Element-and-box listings

'''

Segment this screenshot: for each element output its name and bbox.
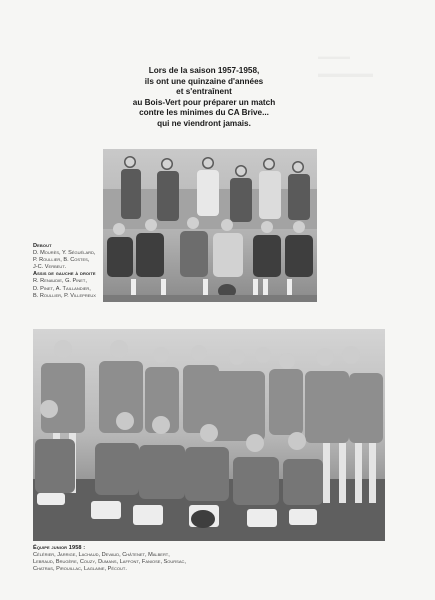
bleed-through-text: ▬▬▬▬ bbox=[318, 52, 350, 61]
caption-line: B. Roullier, P. Villepreux bbox=[33, 292, 96, 299]
intro-line: qui ne viendront jamais. bbox=[157, 118, 251, 128]
intro-line: contre les minimes du CA Brive... bbox=[139, 108, 269, 118]
intro-line: Lors de la saison 1957-1958, bbox=[148, 66, 260, 75]
caption-line: Chatras, Pirouillac, Laglaine, Pécout. bbox=[33, 566, 127, 573]
photo-1958-caption bbox=[33, 545, 186, 573]
caption-heading-junior: Équipe junior 1958 : bbox=[33, 545, 86, 551]
team-photo-junior-1958 bbox=[33, 329, 385, 541]
bleed-through-text: ▬▬▬▬▬ bbox=[318, 68, 373, 80]
caption-line: R. Renaudie, G. Pinet, bbox=[33, 278, 87, 285]
team-photo-junior-1958-image bbox=[33, 329, 385, 541]
caption-line: Lebraud, Brugère, Couzy, Dumans, Laffont, Faniose, Soursac, bbox=[33, 559, 186, 566]
caption-line: D. Pinet, A. Taillandier, bbox=[33, 285, 91, 292]
intro-line: et s'entraînent bbox=[176, 87, 232, 97]
caption-line: Célérier, Jarrige, Lachaud, Devaud, Châtenet, Malbert, bbox=[33, 552, 170, 559]
intro-text bbox=[104, 66, 304, 130]
caption-line: D. Mourès, Y. Séguélard, bbox=[33, 250, 96, 257]
team-photo-1957-image bbox=[103, 149, 317, 302]
caption-line: P. Roullier, B. Costes, bbox=[33, 257, 90, 264]
intro-line: au Bois-Vert pour préparer un match bbox=[132, 97, 276, 107]
team-photo-1957 bbox=[103, 149, 317, 302]
photo-1957-caption bbox=[33, 243, 96, 300]
caption-heading-standing: Debout bbox=[33, 243, 52, 249]
intro-line: ils ont une quinzaine d'années bbox=[144, 76, 264, 86]
caption-line: J-C. Verbeut. bbox=[33, 264, 67, 271]
caption-heading-seated: Assis de gauche à droite bbox=[33, 271, 96, 278]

'''

Reproduce every line of these items word for word, omitting the pictures.

THE RESULT
Segment this screenshot: for each element output its name and bbox.
bleed-through-text: ▬▬▬▬ bbox=[318, 52, 350, 61]
caption-line: B. Roullier, P. Villepreux bbox=[33, 292, 96, 299]
intro-line: qui ne viendront jamais. bbox=[157, 118, 251, 128]
intro-line: contre les minimes du CA Brive... bbox=[139, 108, 269, 118]
intro-line: Lors de la saison 1957-1958, bbox=[148, 66, 260, 75]
caption-line: Chatras, Pirouillac, Laglaine, Pécout. bbox=[33, 566, 127, 573]
photo-1958-caption bbox=[33, 545, 186, 573]
caption-heading-junior: Équipe junior 1958 : bbox=[33, 545, 86, 551]
team-photo-junior-1958 bbox=[33, 329, 385, 541]
bleed-through-text: ▬▬▬▬▬ bbox=[318, 68, 373, 80]
caption-line: R. Renaudie, G. Pinet, bbox=[33, 278, 87, 285]
team-photo-junior-1958-image bbox=[33, 329, 385, 541]
caption-line: Lebraud, Brugère, Couzy, Dumans, Laffont, Faniose, Soursac, bbox=[33, 559, 186, 566]
caption-line: D. Pinet, A. Taillandier, bbox=[33, 285, 91, 292]
intro-line: et s'entraînent bbox=[176, 87, 232, 97]
caption-line: Célérier, Jarrige, Lachaud, Devaud, Châtenet, Malbert, bbox=[33, 552, 170, 559]
intro-text bbox=[104, 66, 304, 130]
caption-line: D. Mourès, Y. Séguélard, bbox=[33, 250, 96, 257]
team-photo-1957-image bbox=[103, 149, 317, 302]
caption-line: P. Roullier, B. Costes, bbox=[33, 257, 90, 264]
intro-line: au Bois-Vert pour préparer un match bbox=[132, 97, 276, 107]
team-photo-1957 bbox=[103, 149, 317, 302]
photo-1957-caption bbox=[33, 243, 96, 300]
caption-heading-standing: Debout bbox=[33, 243, 52, 249]
intro-line: ils ont une quinzaine d'années bbox=[144, 76, 264, 86]
caption-line: J-C. Verbeut. bbox=[33, 264, 67, 271]
caption-heading-seated: Assis de gauche à droite bbox=[33, 271, 96, 278]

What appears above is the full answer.